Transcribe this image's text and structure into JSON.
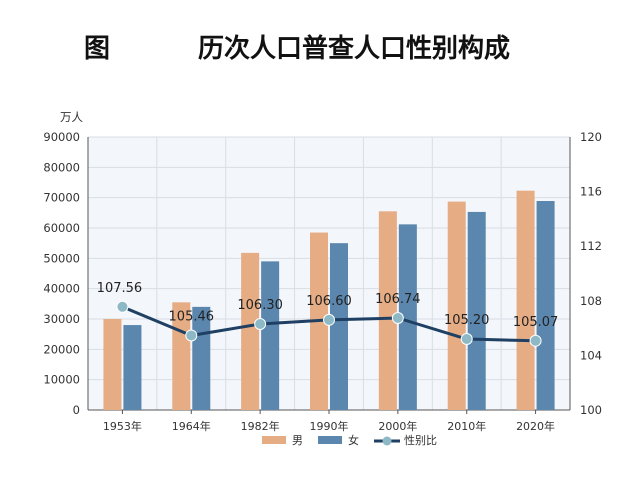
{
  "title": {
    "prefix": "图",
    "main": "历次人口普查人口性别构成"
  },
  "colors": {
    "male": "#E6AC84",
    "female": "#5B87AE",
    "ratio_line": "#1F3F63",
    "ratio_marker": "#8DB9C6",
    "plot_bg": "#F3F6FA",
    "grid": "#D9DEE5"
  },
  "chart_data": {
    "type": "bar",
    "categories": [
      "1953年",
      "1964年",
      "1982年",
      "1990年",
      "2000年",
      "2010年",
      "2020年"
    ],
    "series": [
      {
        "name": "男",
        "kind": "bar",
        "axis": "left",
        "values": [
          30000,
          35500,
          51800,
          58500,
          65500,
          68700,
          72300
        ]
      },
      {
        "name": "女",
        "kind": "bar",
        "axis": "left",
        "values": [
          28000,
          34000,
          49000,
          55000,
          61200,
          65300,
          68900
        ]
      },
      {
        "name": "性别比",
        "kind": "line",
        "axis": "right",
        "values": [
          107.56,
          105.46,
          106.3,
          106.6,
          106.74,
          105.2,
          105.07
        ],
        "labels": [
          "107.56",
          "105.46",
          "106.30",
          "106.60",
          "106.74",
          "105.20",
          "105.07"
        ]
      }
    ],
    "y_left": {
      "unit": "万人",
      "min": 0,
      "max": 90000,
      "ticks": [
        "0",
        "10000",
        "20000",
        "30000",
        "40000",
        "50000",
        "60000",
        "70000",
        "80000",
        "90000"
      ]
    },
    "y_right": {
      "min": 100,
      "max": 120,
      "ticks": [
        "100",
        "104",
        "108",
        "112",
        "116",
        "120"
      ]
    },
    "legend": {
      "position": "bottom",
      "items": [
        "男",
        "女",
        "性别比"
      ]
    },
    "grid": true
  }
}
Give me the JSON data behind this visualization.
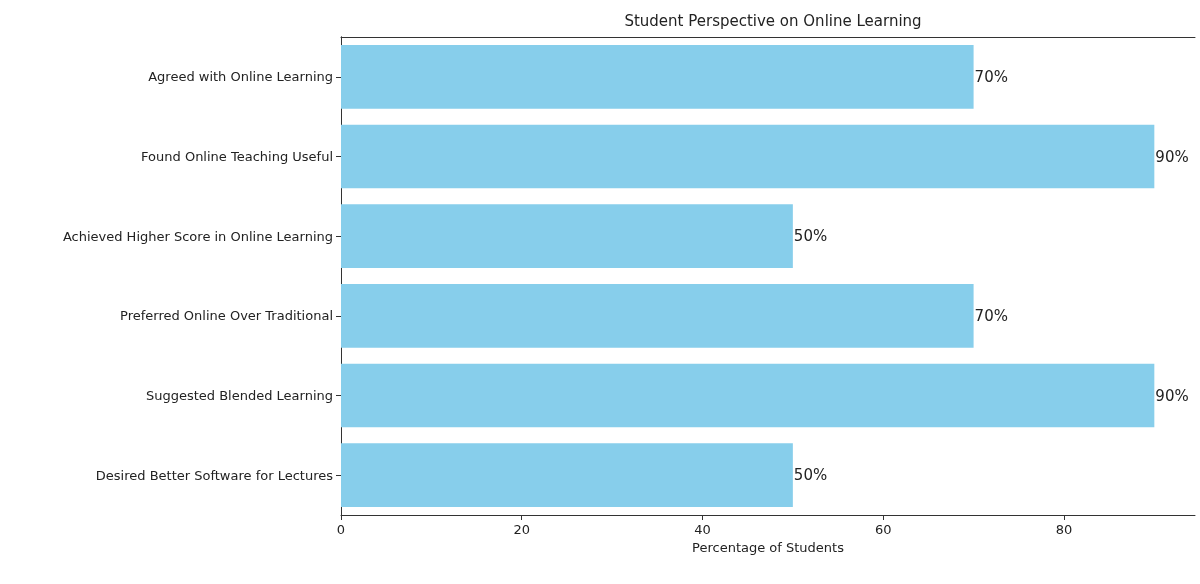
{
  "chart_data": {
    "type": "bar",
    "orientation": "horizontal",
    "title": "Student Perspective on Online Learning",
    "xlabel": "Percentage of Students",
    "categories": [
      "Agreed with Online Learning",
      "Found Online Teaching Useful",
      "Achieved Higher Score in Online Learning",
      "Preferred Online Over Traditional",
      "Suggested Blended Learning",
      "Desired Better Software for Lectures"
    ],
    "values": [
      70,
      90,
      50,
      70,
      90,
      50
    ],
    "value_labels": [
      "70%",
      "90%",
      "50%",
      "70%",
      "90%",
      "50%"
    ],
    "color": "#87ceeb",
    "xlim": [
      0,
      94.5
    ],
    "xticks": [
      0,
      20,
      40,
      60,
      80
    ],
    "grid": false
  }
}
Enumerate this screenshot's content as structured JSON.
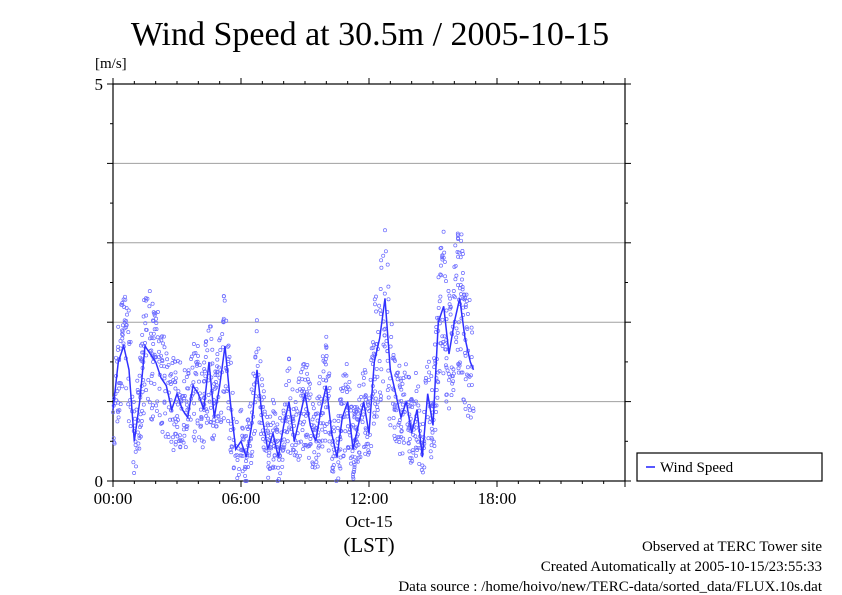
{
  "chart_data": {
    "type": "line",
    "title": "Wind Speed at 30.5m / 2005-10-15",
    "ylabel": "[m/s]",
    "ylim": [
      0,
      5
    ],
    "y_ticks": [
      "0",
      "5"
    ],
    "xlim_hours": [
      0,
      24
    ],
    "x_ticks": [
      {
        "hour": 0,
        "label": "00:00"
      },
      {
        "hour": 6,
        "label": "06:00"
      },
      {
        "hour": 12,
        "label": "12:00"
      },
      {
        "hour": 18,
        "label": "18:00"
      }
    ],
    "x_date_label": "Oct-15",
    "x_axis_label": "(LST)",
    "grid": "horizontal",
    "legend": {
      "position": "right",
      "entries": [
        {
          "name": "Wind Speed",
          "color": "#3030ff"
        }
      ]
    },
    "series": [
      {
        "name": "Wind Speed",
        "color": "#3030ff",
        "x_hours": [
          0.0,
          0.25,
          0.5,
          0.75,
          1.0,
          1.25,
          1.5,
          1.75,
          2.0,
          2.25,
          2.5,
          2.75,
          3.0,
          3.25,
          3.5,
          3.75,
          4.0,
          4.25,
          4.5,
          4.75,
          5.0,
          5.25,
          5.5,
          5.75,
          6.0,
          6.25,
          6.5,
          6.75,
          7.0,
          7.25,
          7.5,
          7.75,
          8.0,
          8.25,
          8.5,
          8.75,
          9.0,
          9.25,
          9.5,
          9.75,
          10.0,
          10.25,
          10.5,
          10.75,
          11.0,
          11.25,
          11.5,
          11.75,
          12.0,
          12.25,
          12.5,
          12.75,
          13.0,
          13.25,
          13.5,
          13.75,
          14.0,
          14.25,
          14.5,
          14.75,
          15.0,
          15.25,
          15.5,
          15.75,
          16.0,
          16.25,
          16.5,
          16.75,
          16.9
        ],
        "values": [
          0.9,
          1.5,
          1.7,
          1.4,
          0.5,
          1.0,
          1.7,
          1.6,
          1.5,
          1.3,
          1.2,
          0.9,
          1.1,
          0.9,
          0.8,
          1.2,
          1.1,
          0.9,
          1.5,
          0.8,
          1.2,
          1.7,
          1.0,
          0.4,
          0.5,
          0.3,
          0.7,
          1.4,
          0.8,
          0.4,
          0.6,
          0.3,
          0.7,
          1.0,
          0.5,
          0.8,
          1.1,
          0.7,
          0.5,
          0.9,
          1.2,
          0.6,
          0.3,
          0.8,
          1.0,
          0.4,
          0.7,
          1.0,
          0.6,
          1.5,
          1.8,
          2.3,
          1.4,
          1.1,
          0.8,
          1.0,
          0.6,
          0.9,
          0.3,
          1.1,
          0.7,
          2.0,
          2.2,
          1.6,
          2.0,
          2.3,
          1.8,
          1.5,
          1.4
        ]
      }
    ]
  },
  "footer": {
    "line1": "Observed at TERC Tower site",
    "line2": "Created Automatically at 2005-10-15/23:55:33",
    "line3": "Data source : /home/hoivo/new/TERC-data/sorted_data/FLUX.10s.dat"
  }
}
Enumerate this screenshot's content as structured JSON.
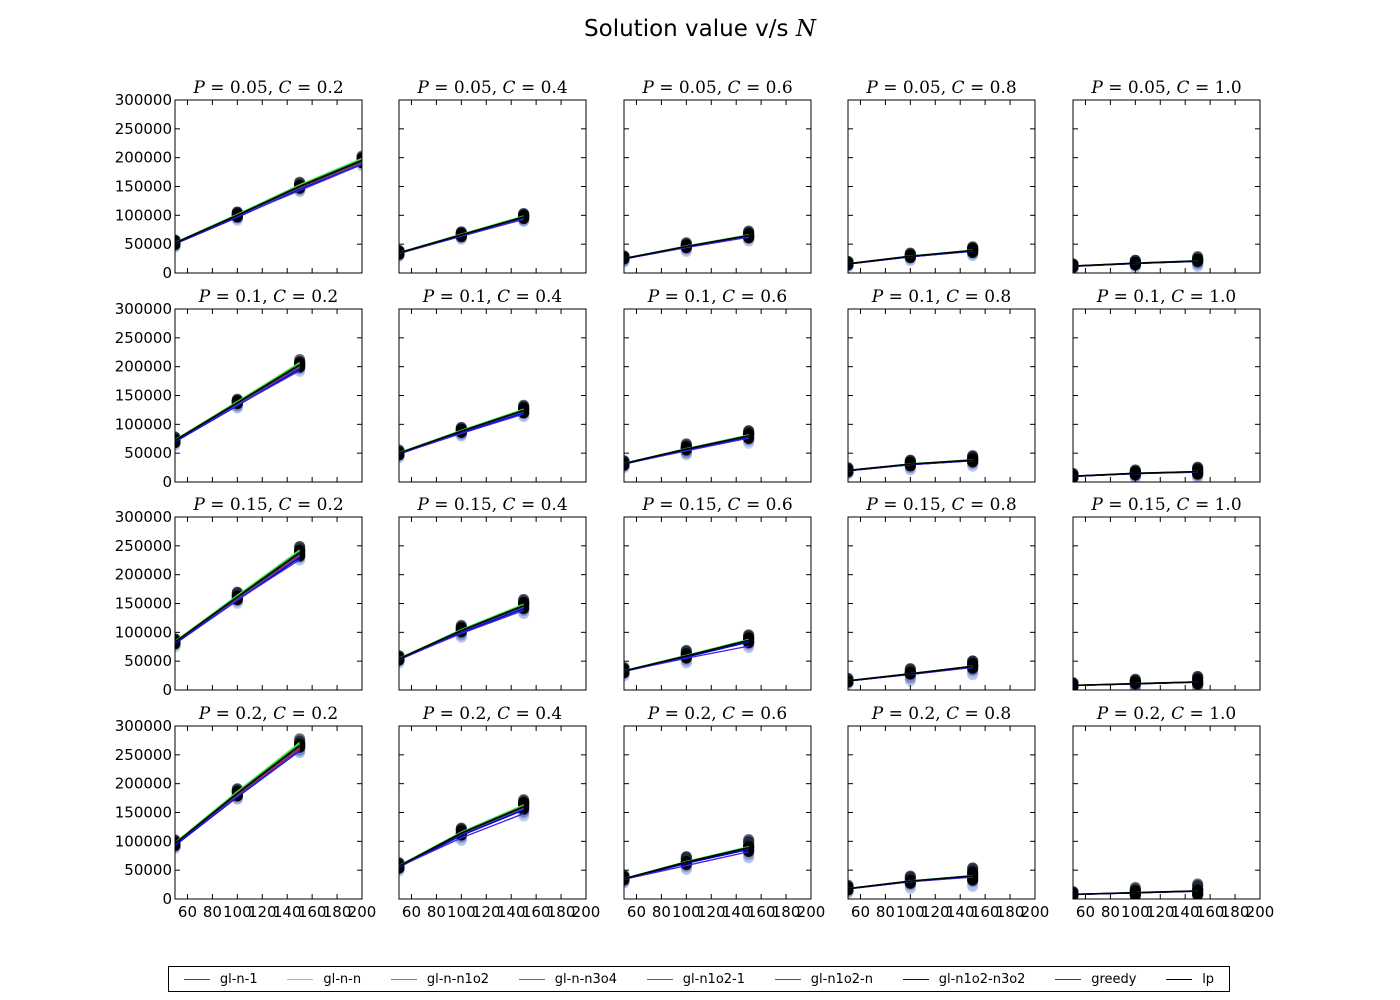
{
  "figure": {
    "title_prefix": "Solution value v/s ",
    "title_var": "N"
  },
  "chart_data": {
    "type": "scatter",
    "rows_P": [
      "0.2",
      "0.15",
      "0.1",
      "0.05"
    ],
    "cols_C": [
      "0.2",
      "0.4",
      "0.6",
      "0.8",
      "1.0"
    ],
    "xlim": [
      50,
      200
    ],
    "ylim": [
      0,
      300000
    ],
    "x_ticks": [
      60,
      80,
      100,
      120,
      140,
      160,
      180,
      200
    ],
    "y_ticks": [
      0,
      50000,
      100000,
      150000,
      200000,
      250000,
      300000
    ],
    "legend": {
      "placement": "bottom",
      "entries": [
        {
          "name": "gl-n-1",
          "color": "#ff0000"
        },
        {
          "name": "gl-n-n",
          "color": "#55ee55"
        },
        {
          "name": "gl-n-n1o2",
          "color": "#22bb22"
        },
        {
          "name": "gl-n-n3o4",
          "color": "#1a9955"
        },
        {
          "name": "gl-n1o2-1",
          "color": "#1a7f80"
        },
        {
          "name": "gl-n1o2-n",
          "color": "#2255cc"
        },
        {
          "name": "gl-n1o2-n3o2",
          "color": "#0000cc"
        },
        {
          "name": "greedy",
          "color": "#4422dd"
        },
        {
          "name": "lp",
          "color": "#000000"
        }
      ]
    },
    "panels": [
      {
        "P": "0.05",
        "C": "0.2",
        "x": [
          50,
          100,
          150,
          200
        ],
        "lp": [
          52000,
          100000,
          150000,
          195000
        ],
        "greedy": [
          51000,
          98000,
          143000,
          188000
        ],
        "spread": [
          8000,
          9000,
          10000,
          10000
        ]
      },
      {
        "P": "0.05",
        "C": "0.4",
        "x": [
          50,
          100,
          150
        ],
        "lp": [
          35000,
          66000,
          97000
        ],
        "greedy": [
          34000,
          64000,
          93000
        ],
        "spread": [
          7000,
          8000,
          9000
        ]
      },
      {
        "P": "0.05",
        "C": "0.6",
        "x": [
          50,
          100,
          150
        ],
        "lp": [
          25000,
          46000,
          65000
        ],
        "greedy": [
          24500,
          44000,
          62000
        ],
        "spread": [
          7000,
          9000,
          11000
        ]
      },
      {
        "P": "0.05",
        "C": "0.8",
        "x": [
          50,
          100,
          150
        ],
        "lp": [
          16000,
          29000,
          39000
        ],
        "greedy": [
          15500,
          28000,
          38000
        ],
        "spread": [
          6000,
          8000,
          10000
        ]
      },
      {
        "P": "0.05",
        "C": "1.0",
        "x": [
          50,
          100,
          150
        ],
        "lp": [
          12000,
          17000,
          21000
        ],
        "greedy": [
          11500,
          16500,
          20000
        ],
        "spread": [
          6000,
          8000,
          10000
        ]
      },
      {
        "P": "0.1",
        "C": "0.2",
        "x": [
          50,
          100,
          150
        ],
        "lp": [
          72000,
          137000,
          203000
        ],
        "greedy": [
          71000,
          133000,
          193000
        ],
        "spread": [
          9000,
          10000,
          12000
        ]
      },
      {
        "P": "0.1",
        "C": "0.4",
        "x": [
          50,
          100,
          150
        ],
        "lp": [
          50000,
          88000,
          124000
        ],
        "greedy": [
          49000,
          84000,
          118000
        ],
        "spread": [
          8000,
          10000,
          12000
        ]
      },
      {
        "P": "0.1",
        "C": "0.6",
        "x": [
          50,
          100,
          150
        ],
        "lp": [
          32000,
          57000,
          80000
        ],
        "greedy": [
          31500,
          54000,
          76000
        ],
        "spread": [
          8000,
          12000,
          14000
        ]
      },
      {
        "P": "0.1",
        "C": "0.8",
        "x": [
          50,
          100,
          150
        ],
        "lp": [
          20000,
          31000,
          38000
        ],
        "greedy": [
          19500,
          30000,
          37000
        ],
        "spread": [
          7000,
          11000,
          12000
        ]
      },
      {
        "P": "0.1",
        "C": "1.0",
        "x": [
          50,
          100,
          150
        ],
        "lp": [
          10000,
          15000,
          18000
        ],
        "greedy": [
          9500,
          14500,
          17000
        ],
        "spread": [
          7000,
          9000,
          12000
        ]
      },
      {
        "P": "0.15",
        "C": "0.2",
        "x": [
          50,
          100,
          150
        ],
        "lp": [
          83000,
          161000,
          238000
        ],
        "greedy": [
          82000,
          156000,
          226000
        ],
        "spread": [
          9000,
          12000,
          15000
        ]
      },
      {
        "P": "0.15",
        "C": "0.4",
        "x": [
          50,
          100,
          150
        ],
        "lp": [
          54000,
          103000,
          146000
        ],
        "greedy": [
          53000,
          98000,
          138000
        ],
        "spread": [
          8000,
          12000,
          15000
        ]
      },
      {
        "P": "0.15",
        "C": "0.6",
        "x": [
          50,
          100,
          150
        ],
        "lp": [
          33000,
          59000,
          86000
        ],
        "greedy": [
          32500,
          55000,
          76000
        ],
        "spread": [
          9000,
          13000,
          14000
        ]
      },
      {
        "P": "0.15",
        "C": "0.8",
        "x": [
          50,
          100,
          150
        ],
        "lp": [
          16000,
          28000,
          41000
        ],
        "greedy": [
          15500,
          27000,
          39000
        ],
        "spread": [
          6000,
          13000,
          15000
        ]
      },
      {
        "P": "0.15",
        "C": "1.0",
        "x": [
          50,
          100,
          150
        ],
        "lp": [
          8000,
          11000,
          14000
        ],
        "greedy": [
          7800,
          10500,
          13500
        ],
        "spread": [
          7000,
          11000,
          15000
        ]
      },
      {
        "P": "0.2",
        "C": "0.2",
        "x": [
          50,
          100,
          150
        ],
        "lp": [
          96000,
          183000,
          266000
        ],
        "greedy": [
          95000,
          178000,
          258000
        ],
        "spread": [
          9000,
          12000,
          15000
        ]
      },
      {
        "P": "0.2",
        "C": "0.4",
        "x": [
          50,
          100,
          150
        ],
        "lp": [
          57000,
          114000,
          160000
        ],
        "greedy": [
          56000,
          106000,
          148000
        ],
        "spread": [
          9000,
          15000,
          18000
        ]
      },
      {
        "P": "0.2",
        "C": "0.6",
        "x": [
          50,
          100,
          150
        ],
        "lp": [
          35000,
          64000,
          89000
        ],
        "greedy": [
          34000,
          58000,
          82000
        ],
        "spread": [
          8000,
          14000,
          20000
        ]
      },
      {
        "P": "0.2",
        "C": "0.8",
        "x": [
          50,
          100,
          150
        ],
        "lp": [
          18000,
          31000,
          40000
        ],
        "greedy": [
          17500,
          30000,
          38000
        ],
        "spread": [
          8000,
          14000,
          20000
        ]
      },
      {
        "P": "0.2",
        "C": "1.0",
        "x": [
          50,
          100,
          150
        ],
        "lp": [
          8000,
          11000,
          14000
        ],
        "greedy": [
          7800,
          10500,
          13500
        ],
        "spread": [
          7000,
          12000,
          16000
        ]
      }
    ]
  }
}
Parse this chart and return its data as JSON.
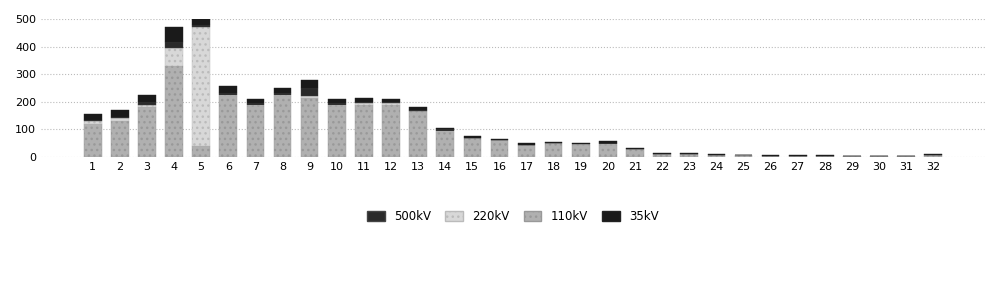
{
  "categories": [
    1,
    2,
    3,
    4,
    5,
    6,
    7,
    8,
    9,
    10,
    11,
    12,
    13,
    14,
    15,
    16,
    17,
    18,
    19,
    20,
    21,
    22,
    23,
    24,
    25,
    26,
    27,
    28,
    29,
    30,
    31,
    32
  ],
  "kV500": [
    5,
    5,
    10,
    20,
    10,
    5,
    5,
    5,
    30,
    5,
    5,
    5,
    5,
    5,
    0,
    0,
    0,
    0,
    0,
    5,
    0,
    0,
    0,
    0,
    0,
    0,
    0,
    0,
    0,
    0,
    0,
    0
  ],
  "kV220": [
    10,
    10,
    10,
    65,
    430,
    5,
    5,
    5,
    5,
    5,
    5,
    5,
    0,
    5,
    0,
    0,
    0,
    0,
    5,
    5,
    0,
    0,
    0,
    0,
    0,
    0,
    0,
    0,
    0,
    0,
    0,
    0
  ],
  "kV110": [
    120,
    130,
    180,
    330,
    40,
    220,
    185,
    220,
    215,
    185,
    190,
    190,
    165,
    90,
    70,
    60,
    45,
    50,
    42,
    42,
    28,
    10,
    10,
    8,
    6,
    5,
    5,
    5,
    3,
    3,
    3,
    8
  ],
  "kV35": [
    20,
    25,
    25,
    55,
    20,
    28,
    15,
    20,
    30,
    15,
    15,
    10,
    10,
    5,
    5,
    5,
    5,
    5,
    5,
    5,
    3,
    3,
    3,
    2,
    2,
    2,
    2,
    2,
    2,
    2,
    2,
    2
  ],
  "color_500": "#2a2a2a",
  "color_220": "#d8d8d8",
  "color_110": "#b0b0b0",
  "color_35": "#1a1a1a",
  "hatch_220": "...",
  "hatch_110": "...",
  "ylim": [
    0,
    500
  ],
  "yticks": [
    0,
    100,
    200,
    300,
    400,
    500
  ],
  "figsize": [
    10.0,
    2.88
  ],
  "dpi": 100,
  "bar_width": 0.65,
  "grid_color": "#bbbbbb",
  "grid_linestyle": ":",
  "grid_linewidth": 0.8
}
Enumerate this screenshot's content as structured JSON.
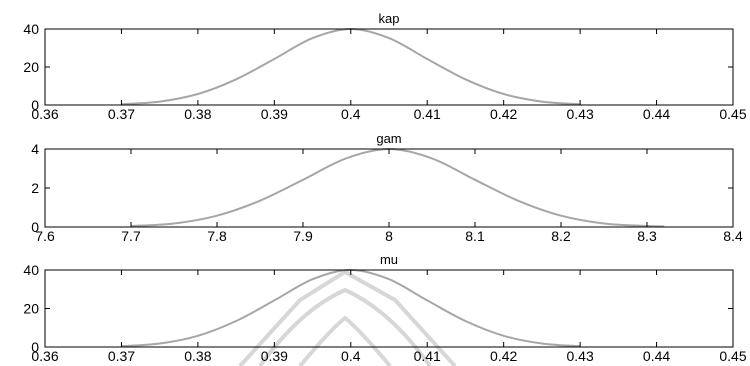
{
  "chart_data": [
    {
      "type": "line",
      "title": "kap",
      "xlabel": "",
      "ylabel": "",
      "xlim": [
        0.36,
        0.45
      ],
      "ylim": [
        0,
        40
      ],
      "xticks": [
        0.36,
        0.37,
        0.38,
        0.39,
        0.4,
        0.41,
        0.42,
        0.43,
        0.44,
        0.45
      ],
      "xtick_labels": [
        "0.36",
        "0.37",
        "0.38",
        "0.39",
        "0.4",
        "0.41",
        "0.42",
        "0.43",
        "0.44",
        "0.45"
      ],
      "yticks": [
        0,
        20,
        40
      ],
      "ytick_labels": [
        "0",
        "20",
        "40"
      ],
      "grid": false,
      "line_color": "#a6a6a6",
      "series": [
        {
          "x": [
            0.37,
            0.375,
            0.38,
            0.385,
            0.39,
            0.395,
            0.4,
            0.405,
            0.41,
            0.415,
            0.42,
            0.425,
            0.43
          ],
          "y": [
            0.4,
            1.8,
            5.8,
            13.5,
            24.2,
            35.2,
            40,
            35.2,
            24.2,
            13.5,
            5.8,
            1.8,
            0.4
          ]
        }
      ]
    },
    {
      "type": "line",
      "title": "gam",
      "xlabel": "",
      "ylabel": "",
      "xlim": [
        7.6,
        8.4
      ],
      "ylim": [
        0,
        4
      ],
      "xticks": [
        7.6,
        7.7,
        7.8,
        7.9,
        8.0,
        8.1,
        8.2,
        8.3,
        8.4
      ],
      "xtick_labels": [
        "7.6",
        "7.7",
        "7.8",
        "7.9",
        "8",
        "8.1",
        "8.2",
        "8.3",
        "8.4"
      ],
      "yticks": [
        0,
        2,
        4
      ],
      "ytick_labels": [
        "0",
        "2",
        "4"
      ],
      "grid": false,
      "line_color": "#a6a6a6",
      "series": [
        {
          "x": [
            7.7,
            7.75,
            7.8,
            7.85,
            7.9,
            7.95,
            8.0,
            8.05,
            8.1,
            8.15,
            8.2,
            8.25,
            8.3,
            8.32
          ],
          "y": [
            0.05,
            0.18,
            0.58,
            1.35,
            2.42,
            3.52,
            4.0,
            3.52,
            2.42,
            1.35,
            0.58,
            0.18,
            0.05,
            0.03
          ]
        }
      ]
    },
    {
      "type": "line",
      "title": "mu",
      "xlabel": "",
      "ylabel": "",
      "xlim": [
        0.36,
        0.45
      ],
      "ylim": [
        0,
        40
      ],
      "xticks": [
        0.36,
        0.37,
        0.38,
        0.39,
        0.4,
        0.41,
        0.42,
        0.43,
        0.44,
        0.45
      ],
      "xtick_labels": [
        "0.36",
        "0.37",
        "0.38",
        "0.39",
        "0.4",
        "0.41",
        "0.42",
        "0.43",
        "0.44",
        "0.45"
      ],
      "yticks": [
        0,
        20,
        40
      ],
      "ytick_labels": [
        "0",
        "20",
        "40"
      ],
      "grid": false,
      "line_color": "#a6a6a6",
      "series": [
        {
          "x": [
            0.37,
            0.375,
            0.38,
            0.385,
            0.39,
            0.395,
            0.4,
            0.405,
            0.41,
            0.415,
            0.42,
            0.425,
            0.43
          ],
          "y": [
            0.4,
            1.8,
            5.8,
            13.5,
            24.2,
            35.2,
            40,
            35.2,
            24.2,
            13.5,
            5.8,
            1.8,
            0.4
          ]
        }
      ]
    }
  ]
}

------------------------------------------------------------

→ Problem details
Where a line contains "Online", copy that line.

→ Answer to this exercise
    "title": "Student Perspective on Online Learning",
      "Agreed with Online Learning",
      "Found Online Teaching Useful",
      "Achieved Higher Score in Online Learning",
      "Preferred Online Over Traditional",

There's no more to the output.